-------- Data shown --------

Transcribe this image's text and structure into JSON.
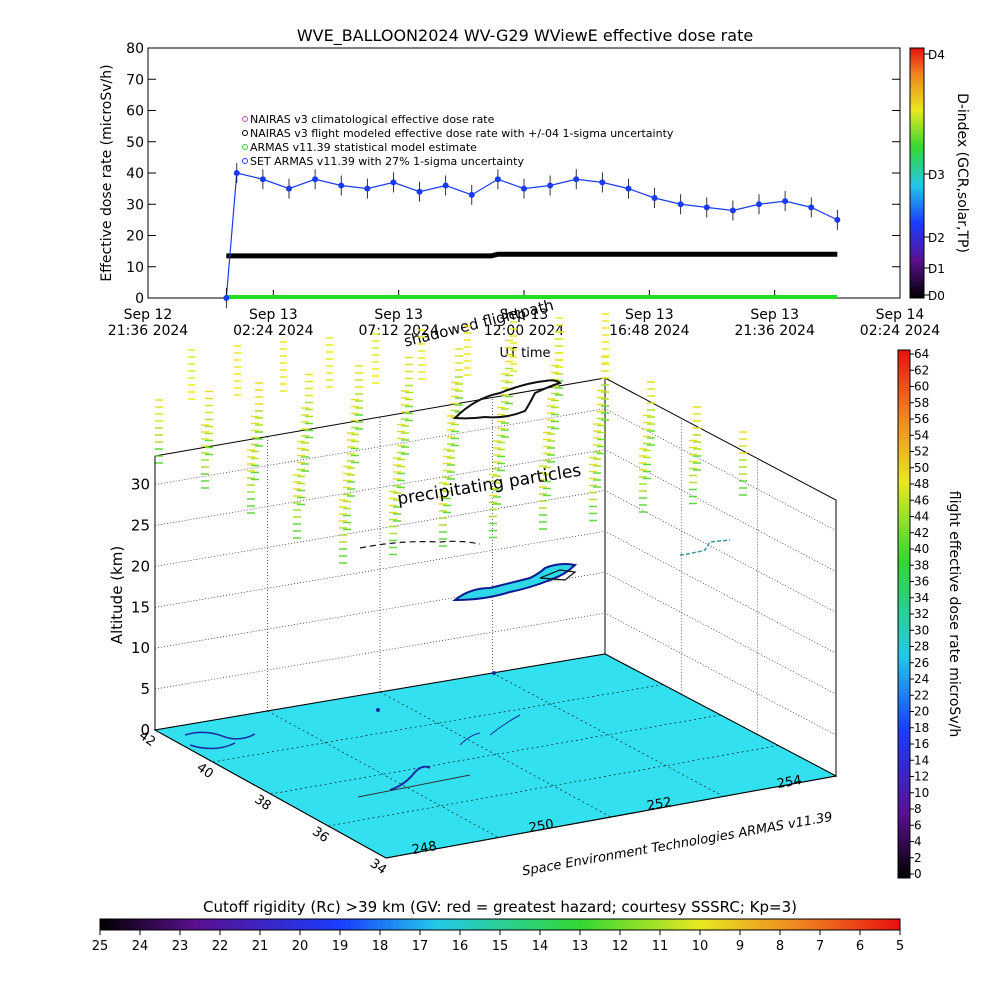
{
  "top_chart": {
    "title": "WVE_BALLOON2024 WV-G29 WViewE effective dose rate",
    "ylabel": "Effective dose rate (microSv/h)",
    "xlabel": "UT time",
    "yticks": [
      "0",
      "10",
      "20",
      "30",
      "40",
      "50",
      "60",
      "70",
      "80"
    ],
    "xticks": [
      {
        "l1": "Sep 12",
        "l2": "21:36 2024"
      },
      {
        "l1": "Sep 13",
        "l2": "02:24 2024"
      },
      {
        "l1": "Sep 13",
        "l2": "07:12 2024"
      },
      {
        "l1": "Sep 13",
        "l2": "12:00 2024"
      },
      {
        "l1": "Sep 13",
        "l2": "16:48 2024"
      },
      {
        "l1": "Sep 13",
        "l2": "21:36 2024"
      },
      {
        "l1": "Sep 14",
        "l2": "02:24 2024"
      }
    ],
    "legend": [
      "NAIRAS v3 climatological effective dose rate",
      "NAIRAS v3 flight modeled effective dose rate with +/-04 1-sigma uncertainty",
      "ARMAS v11.39 statistical model estimate",
      "SET ARMAS v11.39 with 27% 1-sigma uncertainty"
    ],
    "dindex_label": "D-index (GCR,solar,TP)",
    "dindex_ticks": [
      "D4",
      "D3",
      "D2",
      "D1",
      "D0"
    ],
    "overlay_text": "shadowed flightpath",
    "colors": {
      "series": "#1a3cf0",
      "baseline": "#000000",
      "model": "#22dd22",
      "axis": "#000000"
    }
  },
  "chart_data": [
    {
      "type": "line",
      "title": "WVE_BALLOON2024 WV-G29 WViewE effective dose rate",
      "xlabel": "UT time",
      "ylabel": "Effective dose rate (microSv/h)",
      "xlim": [
        "2024-09-12 21:36",
        "2024-09-14 02:24"
      ],
      "ylim": [
        0,
        80
      ],
      "series": [
        {
          "name": "SET ARMAS v11.39 with 27% 1-sigma uncertainty",
          "x": [
            "2024-09-13 00:36",
            "2024-09-13 01:00",
            "2024-09-13 02:00",
            "2024-09-13 03:00",
            "2024-09-13 04:00",
            "2024-09-13 05:00",
            "2024-09-13 06:00",
            "2024-09-13 07:00",
            "2024-09-13 08:00",
            "2024-09-13 09:00",
            "2024-09-13 10:00",
            "2024-09-13 11:00",
            "2024-09-13 12:00",
            "2024-09-13 13:00",
            "2024-09-13 14:00",
            "2024-09-13 15:00",
            "2024-09-13 16:00",
            "2024-09-13 17:00",
            "2024-09-13 18:00",
            "2024-09-13 19:00",
            "2024-09-13 20:00",
            "2024-09-13 21:00",
            "2024-09-13 22:00",
            "2024-09-13 23:00",
            "2024-09-14 00:00"
          ],
          "y": [
            0,
            40,
            38,
            35,
            38,
            36,
            35,
            37,
            34,
            36,
            33,
            38,
            35,
            36,
            38,
            37,
            35,
            32,
            30,
            29,
            28,
            30,
            31,
            29,
            25
          ]
        },
        {
          "name": "NAIRAS v3 flight modeled effective dose rate with +/-04 1-sigma uncertainty",
          "x": [
            "2024-09-13 00:36",
            "2024-09-13 10:45",
            "2024-09-13 11:00",
            "2024-09-14 00:00"
          ],
          "y": [
            13.5,
            13.5,
            14,
            14
          ]
        },
        {
          "name": "ARMAS v11.39 statistical model estimate",
          "x": [
            "2024-09-13 00:36",
            "2024-09-14 00:00"
          ],
          "y": [
            0,
            0
          ]
        }
      ]
    },
    {
      "type": "scatter",
      "xlabel": "",
      "ylabel": "Altitude (km)",
      "zticks": [
        "0",
        "5",
        "10",
        "15",
        "20",
        "25",
        "30"
      ],
      "lat_ticks": [
        "34",
        "36",
        "38",
        "40",
        "42"
      ],
      "lon_ticks": [
        "248",
        "250",
        "252",
        "254"
      ]
    }
  ],
  "bottom_chart": {
    "zlabel": "Altitude (km)",
    "annotation": "precipitating particles",
    "credit": "Space Environment Technologies ARMAS v11.39",
    "right_colorbar_label": "flight effective dose rate microSv/h",
    "right_colorbar_ticks": [
      "64",
      "62",
      "60",
      "58",
      "56",
      "54",
      "52",
      "50",
      "48",
      "46",
      "44",
      "42",
      "40",
      "38",
      "36",
      "34",
      "32",
      "30",
      "28",
      "26",
      "24",
      "22",
      "20",
      "18",
      "16",
      "14",
      "12",
      "10",
      "8",
      "6",
      "4",
      "2",
      "0"
    ],
    "bottom_caption": "Cutoff rigidity (Rc) >39 km (GV: red = greatest hazard; courtesy SSSRC; Kp=3)",
    "bottom_colorbar_ticks": [
      "25",
      "24",
      "23",
      "22",
      "21",
      "20",
      "19",
      "18",
      "17",
      "16",
      "15",
      "14",
      "13",
      "12",
      "11",
      "10",
      "9",
      "8",
      "7",
      "6",
      "5"
    ],
    "colors": {
      "floor": "#33e0f0",
      "floor_mark": "#1a2aa0",
      "flight": "#222222"
    }
  }
}
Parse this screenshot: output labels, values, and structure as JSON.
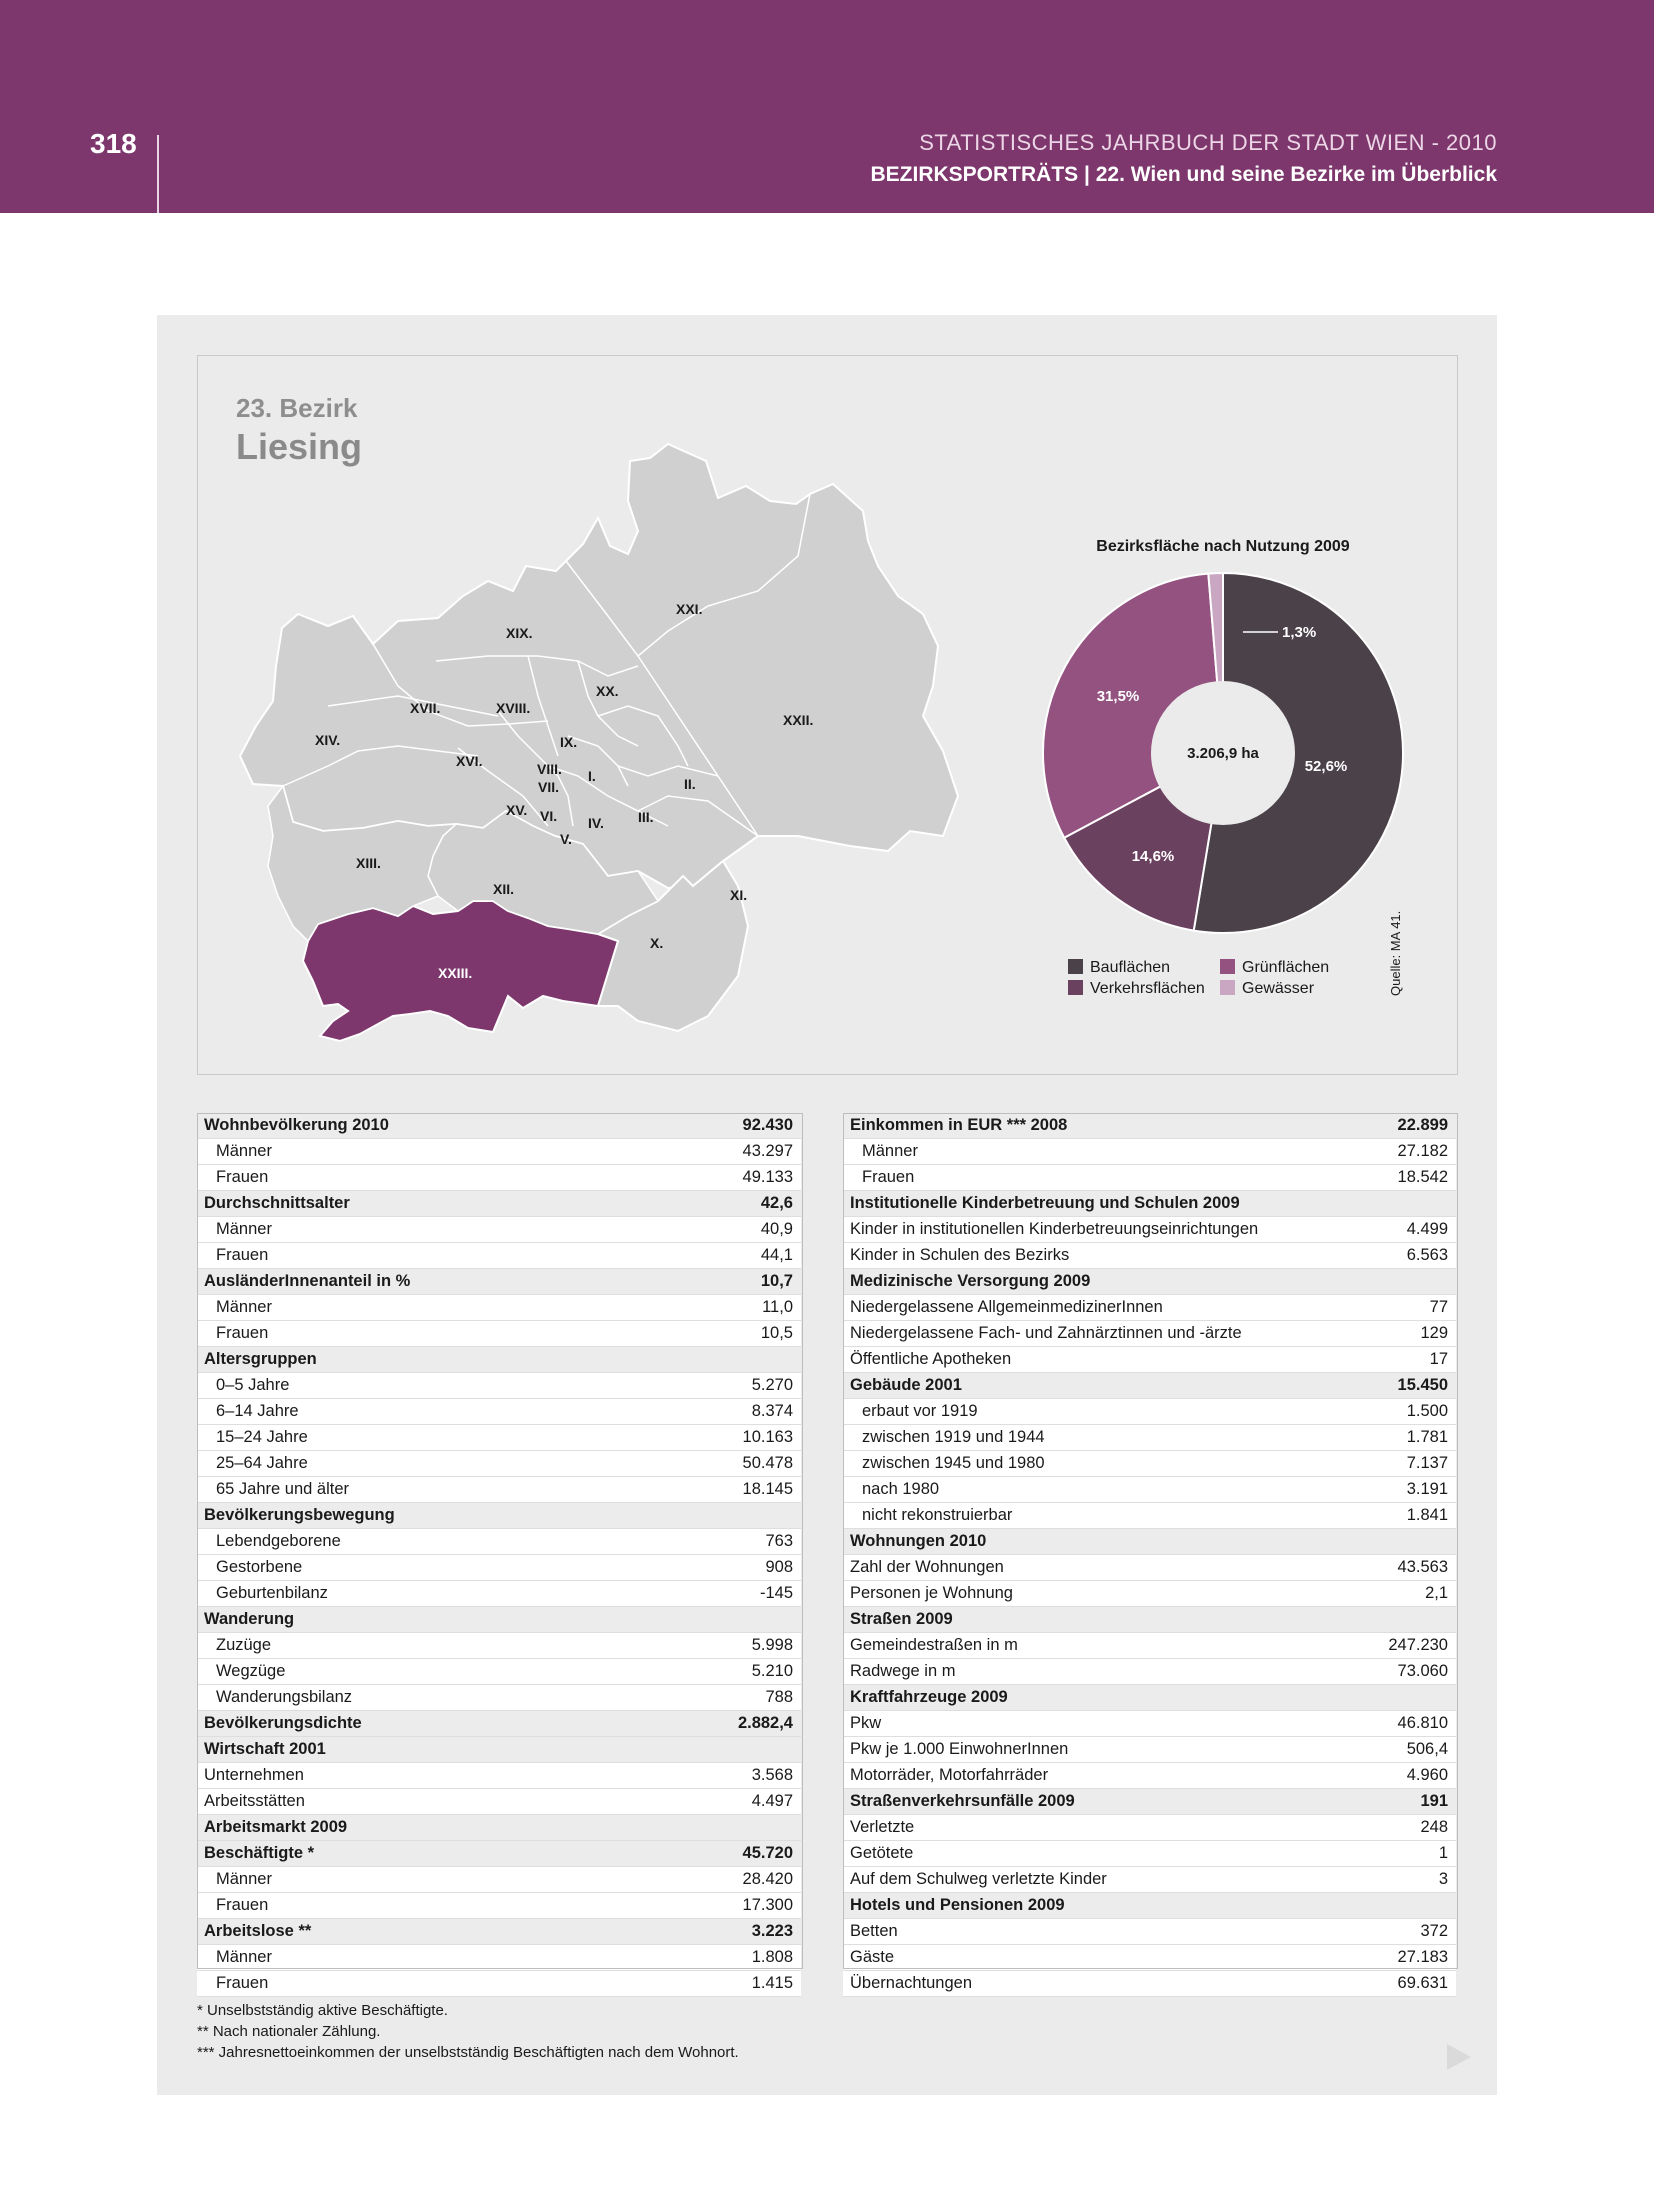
{
  "header": {
    "page_number": "318",
    "publication": "STATISTISCHES JAHRBUCH DER STADT WIEN - 2010",
    "section": "BEZIRKSPORTRÄTS | 22. Wien und seine Bezirke im Überblick"
  },
  "district": {
    "number": "23. Bezirk",
    "name": "Liesing"
  },
  "map": {
    "labels": [
      "XXI.",
      "XIX.",
      "XX.",
      "XVII.",
      "XVIII.",
      "XXII.",
      "XIV.",
      "IX.",
      "XVI.",
      "VIII.",
      "I.",
      "VII.",
      "II.",
      "XV.",
      "VI.",
      "IV.",
      "III.",
      "V.",
      "XIII.",
      "XII.",
      "XI.",
      "X.",
      "XXIII."
    ],
    "highlight_color": "#7d376d",
    "base_color": "#d0d0d0"
  },
  "pie": {
    "title": "Bezirksfläche nach Nutzung 2009",
    "center_label": "3.206,9 ha",
    "source": "Quelle: MA 41.",
    "legend": [
      "Bauflächen",
      "Grünflächen",
      "Verkehrsflächen",
      "Gewässer"
    ]
  },
  "chart_data": {
    "type": "pie",
    "title": "Bezirksfläche nach Nutzung 2009",
    "labels": [
      "Bauflächen",
      "Verkehrsflächen",
      "Grünflächen",
      "Gewässer"
    ],
    "values": [
      52.6,
      14.6,
      31.5,
      1.3
    ],
    "value_labels": [
      "52,6%",
      "14,6%",
      "31,5%",
      "1,3%"
    ],
    "colors": [
      "#4b4148",
      "#6b4160",
      "#93527f",
      "#c9a7c3"
    ],
    "center_label": "3.206,9 ha",
    "legend_position": "bottom"
  },
  "table_left": [
    {
      "label": "Wohnbevölkerung 2010",
      "value": "92.430",
      "header": true
    },
    {
      "label": "Männer",
      "value": "43.297"
    },
    {
      "label": "Frauen",
      "value": "49.133"
    },
    {
      "label": "Durchschnittsalter",
      "value": "42,6",
      "header": true
    },
    {
      "label": "Männer",
      "value": "40,9"
    },
    {
      "label": "Frauen",
      "value": "44,1"
    },
    {
      "label": "AusländerInnenanteil in %",
      "value": "10,7",
      "header": true
    },
    {
      "label": "Männer",
      "value": "11,0"
    },
    {
      "label": "Frauen",
      "value": "10,5"
    },
    {
      "label": "Altersgruppen",
      "value": "",
      "header": true
    },
    {
      "label": "0–5 Jahre",
      "value": "5.270"
    },
    {
      "label": "6–14 Jahre",
      "value": "8.374"
    },
    {
      "label": "15–24 Jahre",
      "value": "10.163"
    },
    {
      "label": "25–64 Jahre",
      "value": "50.478"
    },
    {
      "label": "65 Jahre und älter",
      "value": "18.145"
    },
    {
      "label": "Bevölkerungsbewegung",
      "value": "",
      "header": true
    },
    {
      "label": "Lebendgeborene",
      "value": "763"
    },
    {
      "label": "Gestorbene",
      "value": "908"
    },
    {
      "label": "Geburtenbilanz",
      "value": "-145"
    },
    {
      "label": "Wanderung",
      "value": "",
      "header": true
    },
    {
      "label": "Zuzüge",
      "value": "5.998"
    },
    {
      "label": "Wegzüge",
      "value": "5.210"
    },
    {
      "label": "Wanderungsbilanz",
      "value": "788"
    },
    {
      "label": "Bevölkerungsdichte",
      "value": "2.882,4",
      "header": true
    },
    {
      "label": "Wirtschaft 2001",
      "value": "",
      "header": true
    },
    {
      "label": "Unternehmen",
      "value": "3.568",
      "flush": true
    },
    {
      "label": "Arbeitsstätten",
      "value": "4.497",
      "flush": true
    },
    {
      "label": "Arbeitsmarkt 2009",
      "value": "",
      "header": true
    },
    {
      "label": "Beschäftigte *",
      "value": "45.720",
      "header": true
    },
    {
      "label": "Männer",
      "value": "28.420"
    },
    {
      "label": "Frauen",
      "value": "17.300"
    },
    {
      "label": "Arbeitslose **",
      "value": "3.223",
      "header": true
    },
    {
      "label": "Männer",
      "value": "1.808"
    },
    {
      "label": "Frauen",
      "value": "1.415"
    }
  ],
  "table_right": [
    {
      "label": "Einkommen in EUR *** 2008",
      "value": "22.899",
      "header": true
    },
    {
      "label": "Männer",
      "value": "27.182"
    },
    {
      "label": "Frauen",
      "value": "18.542"
    },
    {
      "label": "Institutionelle Kinderbetreuung und Schulen 2009",
      "value": "",
      "header": true
    },
    {
      "label": "Kinder in institutionellen Kinderbetreuungseinrichtungen",
      "value": "4.499",
      "flush": true
    },
    {
      "label": "Kinder in Schulen des Bezirks",
      "value": "6.563",
      "flush": true
    },
    {
      "label": "Medizinische Versorgung 2009",
      "value": "",
      "header": true
    },
    {
      "label": "Niedergelassene AllgemeinmedizinerInnen",
      "value": "77",
      "flush": true
    },
    {
      "label": "Niedergelassene Fach- und Zahnärztinnen und -ärzte",
      "value": "129",
      "flush": true
    },
    {
      "label": "Öffentliche Apotheken",
      "value": "17",
      "flush": true
    },
    {
      "label": "Gebäude 2001",
      "value": "15.450",
      "header": true
    },
    {
      "label": "erbaut vor 1919",
      "value": "1.500"
    },
    {
      "label": "zwischen 1919 und 1944",
      "value": "1.781"
    },
    {
      "label": "zwischen 1945 und 1980",
      "value": "7.137"
    },
    {
      "label": "nach 1980",
      "value": "3.191"
    },
    {
      "label": "nicht rekonstruierbar",
      "value": "1.841"
    },
    {
      "label": "Wohnungen 2010",
      "value": "",
      "header": true
    },
    {
      "label": "Zahl der Wohnungen",
      "value": "43.563",
      "flush": true
    },
    {
      "label": "Personen je Wohnung",
      "value": "2,1",
      "flush": true
    },
    {
      "label": "Straßen 2009",
      "value": "",
      "header": true
    },
    {
      "label": "Gemeindestraßen in m",
      "value": "247.230",
      "flush": true
    },
    {
      "label": "Radwege in m",
      "value": "73.060",
      "flush": true
    },
    {
      "label": "Kraftfahrzeuge 2009",
      "value": "",
      "header": true
    },
    {
      "label": "Pkw",
      "value": "46.810",
      "flush": true
    },
    {
      "label": "Pkw je 1.000 EinwohnerInnen",
      "value": "506,4",
      "flush": true
    },
    {
      "label": "Motorräder, Motorfahrräder",
      "value": "4.960",
      "flush": true
    },
    {
      "label": "Straßenverkehrsunfälle 2009",
      "value": "191",
      "header": true
    },
    {
      "label": "Verletzte",
      "value": "248",
      "flush": true
    },
    {
      "label": "Getötete",
      "value": "1",
      "flush": true
    },
    {
      "label": "Auf dem Schulweg verletzte Kinder",
      "value": "3",
      "flush": true
    },
    {
      "label": "Hotels und Pensionen 2009",
      "value": "",
      "header": true
    },
    {
      "label": "Betten",
      "value": "372",
      "flush": true
    },
    {
      "label": "Gäste",
      "value": "27.183",
      "flush": true
    },
    {
      "label": "Übernachtungen",
      "value": "69.631",
      "flush": true
    }
  ],
  "footnotes": [
    "* Unselbstständig aktive Beschäftigte.",
    "** Nach nationaler Zählung.",
    "*** Jahresnettoeinkommen der unselbstständig Beschäftigten nach dem Wohnort."
  ]
}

--------

◆ **Objective**
Find "estimate". Copy every line it occurs in.

◆ **Result for this exercise**
      "ARMAS v11.39 statistical model estimate",
          "name": "ARMAS v11.39 statistical model estimate",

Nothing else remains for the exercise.